__Problem requirements__
Collect the lines of the entries where "منهم" shows up.

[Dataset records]
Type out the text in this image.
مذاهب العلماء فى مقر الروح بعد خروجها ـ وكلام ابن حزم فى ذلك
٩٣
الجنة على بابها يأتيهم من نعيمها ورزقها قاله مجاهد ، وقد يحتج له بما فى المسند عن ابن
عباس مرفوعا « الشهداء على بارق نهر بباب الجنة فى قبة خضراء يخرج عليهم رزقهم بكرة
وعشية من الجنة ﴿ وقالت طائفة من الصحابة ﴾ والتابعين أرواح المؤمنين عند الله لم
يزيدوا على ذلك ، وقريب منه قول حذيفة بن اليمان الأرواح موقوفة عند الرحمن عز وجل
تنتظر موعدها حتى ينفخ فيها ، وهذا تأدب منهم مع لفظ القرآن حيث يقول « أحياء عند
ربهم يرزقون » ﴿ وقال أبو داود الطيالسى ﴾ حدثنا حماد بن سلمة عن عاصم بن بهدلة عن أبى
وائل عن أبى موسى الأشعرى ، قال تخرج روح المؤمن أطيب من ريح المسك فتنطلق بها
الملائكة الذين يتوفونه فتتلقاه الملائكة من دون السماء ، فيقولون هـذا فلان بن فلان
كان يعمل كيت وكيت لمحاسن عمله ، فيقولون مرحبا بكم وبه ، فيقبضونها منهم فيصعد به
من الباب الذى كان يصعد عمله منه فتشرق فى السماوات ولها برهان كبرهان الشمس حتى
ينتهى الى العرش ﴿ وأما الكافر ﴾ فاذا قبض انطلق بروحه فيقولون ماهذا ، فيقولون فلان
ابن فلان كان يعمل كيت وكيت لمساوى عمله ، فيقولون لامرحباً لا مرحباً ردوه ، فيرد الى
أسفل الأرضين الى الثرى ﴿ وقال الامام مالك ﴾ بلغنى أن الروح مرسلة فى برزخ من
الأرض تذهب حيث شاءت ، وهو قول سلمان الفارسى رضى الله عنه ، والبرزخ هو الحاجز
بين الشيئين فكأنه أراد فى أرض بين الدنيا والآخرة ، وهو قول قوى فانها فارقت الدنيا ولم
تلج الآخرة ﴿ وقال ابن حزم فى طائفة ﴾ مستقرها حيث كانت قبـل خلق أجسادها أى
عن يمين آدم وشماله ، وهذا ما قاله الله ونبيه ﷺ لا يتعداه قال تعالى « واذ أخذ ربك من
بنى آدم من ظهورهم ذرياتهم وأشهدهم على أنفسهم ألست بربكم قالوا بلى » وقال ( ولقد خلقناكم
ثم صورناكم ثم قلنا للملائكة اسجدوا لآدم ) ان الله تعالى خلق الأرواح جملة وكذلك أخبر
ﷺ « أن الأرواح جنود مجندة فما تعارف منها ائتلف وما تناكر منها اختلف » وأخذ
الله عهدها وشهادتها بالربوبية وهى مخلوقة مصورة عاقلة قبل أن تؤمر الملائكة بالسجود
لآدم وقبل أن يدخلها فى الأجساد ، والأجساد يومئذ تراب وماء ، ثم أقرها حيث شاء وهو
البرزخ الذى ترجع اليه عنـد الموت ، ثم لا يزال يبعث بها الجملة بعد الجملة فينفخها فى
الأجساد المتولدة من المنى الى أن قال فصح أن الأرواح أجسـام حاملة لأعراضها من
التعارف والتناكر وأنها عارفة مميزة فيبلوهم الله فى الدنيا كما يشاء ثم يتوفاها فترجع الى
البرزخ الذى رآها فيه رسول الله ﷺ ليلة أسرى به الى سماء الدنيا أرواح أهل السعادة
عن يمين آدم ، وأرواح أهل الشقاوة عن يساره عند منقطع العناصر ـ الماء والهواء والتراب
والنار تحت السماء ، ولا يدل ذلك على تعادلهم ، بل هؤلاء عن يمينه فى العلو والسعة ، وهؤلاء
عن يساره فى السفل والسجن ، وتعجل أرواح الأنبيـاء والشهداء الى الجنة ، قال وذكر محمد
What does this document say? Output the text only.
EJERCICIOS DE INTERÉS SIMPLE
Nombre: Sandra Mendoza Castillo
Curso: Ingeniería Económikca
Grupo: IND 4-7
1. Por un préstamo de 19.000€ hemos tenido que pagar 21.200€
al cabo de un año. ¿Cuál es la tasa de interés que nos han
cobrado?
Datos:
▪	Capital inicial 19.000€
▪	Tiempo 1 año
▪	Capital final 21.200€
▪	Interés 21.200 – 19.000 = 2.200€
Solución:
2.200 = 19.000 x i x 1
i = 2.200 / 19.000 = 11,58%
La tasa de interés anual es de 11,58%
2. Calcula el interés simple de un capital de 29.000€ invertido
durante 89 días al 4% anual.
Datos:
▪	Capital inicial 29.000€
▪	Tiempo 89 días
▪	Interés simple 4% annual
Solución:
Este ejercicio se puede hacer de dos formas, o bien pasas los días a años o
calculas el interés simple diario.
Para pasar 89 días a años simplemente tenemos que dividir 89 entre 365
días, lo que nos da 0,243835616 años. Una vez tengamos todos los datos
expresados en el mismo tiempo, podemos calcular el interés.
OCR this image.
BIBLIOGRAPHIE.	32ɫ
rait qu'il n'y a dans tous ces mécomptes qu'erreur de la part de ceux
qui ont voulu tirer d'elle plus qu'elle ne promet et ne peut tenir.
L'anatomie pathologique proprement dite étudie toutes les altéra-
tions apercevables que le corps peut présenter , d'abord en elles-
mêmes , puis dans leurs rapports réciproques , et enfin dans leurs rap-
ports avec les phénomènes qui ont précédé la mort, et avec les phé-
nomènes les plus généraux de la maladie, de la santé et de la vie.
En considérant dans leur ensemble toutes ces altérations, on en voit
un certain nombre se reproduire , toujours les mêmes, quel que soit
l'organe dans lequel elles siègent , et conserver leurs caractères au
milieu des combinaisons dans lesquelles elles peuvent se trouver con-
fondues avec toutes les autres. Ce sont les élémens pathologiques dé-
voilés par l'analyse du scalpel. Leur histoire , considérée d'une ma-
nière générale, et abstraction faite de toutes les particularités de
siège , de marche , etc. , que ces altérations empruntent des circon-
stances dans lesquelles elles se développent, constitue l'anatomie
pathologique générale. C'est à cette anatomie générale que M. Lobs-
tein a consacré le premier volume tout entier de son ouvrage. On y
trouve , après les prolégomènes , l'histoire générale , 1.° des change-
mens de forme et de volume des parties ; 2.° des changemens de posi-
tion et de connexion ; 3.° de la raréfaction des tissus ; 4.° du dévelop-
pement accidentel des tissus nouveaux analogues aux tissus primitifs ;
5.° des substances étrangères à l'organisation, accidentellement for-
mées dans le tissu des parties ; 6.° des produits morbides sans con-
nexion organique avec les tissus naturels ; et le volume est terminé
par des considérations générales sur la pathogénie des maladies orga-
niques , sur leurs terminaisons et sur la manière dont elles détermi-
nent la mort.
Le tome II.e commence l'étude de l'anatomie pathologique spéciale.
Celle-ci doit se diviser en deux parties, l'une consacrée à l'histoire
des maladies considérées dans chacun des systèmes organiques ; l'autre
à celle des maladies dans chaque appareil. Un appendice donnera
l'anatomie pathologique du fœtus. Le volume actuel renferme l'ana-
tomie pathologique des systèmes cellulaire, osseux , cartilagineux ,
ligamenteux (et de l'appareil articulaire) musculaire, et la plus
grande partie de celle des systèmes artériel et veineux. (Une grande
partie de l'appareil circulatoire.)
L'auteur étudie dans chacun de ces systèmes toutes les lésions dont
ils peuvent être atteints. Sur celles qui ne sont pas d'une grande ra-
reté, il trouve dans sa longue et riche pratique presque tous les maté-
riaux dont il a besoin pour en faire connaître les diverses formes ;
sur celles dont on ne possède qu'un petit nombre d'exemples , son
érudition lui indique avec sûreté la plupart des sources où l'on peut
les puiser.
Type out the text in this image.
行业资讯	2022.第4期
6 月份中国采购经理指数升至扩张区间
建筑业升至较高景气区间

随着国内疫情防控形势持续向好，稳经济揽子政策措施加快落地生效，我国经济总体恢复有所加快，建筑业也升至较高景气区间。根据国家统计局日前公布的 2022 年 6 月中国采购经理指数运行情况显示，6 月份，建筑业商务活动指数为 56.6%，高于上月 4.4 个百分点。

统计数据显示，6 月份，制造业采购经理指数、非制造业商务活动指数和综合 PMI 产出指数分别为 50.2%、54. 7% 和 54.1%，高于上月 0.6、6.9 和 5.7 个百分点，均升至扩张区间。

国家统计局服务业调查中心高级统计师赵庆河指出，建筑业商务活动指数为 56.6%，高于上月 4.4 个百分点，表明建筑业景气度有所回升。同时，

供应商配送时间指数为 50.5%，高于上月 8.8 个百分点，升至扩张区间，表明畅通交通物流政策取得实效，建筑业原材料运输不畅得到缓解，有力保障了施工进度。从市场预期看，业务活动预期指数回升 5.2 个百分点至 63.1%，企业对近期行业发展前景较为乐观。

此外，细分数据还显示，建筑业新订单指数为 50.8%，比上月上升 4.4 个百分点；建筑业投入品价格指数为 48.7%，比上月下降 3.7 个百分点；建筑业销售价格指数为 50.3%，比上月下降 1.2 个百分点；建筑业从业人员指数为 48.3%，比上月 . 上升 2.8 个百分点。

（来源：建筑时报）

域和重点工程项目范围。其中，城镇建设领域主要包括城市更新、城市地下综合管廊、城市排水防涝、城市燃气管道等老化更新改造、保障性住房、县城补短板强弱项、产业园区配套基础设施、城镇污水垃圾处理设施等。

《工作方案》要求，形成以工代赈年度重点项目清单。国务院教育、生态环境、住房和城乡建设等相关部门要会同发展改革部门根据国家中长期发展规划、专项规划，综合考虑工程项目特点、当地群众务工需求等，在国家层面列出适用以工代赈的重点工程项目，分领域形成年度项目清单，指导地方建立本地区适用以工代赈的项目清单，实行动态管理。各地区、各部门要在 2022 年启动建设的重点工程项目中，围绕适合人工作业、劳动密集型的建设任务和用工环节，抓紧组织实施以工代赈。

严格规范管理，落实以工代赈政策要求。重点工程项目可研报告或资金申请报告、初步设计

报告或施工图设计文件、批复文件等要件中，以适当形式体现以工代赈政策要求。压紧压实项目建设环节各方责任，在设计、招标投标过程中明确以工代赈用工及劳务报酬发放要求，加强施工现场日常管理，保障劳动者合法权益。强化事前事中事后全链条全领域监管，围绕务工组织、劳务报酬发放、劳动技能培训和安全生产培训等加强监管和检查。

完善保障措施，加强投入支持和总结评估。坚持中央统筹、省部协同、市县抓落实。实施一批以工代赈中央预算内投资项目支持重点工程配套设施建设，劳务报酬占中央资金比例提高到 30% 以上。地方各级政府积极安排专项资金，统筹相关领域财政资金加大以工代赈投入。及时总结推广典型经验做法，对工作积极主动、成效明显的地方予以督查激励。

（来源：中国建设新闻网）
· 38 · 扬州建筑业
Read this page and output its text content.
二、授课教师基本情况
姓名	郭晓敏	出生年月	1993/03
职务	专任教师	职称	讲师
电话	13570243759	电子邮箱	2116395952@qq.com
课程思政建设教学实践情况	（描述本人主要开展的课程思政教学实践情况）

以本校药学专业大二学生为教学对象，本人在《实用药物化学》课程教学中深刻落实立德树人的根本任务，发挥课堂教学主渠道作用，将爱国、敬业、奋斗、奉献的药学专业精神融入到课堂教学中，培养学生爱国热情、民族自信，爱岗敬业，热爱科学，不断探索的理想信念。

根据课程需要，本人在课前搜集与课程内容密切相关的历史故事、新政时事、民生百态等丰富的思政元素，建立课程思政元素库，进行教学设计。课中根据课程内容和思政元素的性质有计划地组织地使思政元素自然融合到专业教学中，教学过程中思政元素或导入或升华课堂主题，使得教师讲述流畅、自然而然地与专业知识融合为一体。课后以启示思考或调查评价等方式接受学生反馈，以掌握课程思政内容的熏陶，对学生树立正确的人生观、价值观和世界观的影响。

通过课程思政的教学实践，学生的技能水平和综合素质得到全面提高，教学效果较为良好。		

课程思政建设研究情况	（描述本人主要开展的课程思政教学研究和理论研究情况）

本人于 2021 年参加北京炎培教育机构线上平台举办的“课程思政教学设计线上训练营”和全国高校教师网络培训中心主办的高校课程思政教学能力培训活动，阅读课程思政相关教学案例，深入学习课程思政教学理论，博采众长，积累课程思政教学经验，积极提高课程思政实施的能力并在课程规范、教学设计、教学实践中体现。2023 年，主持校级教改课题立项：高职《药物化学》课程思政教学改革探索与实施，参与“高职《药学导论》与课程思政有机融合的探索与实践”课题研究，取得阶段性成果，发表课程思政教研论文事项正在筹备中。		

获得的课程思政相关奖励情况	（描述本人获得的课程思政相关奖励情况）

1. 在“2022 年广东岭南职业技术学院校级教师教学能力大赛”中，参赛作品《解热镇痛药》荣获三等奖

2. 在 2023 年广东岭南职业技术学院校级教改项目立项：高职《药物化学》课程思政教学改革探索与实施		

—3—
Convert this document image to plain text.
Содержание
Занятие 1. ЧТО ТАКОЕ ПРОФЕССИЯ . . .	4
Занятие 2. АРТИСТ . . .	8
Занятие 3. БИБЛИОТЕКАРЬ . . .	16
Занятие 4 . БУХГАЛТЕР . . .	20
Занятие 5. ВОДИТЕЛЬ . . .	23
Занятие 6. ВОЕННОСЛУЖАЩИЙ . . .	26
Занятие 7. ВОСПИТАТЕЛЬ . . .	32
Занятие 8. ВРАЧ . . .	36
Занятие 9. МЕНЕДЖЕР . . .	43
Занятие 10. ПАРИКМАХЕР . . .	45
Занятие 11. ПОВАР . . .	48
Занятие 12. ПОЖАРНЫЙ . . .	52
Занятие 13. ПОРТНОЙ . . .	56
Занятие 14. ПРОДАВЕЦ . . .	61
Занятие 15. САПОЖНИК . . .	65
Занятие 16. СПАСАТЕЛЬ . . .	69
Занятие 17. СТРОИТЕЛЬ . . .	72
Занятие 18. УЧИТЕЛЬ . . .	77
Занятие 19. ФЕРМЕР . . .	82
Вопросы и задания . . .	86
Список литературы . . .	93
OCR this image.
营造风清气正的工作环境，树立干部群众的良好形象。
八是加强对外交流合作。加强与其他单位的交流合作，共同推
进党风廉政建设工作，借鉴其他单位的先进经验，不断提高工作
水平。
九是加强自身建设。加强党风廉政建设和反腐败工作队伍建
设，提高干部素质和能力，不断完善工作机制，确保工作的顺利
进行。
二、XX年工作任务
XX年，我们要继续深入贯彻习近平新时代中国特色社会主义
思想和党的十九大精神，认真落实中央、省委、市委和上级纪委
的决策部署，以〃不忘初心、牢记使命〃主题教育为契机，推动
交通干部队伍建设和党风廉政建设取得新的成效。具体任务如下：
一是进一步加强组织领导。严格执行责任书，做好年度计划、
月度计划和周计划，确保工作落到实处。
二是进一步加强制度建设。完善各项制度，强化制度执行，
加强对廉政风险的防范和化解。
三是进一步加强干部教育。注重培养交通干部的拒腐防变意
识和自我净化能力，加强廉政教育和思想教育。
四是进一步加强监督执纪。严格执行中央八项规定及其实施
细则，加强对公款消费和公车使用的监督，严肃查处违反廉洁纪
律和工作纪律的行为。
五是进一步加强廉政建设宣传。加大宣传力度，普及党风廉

__Result of this task__
تنتظر موعدها حتى ينفخ فيها ، وهذا تأدب منهم مع لفظ القرآن حيث يقول « أحياء عند
كان يعمل كيت وكيت لمحاسن عمله ، فيقولون مرحبا بكم وبه ، فيقبضونها منهم فيصعد به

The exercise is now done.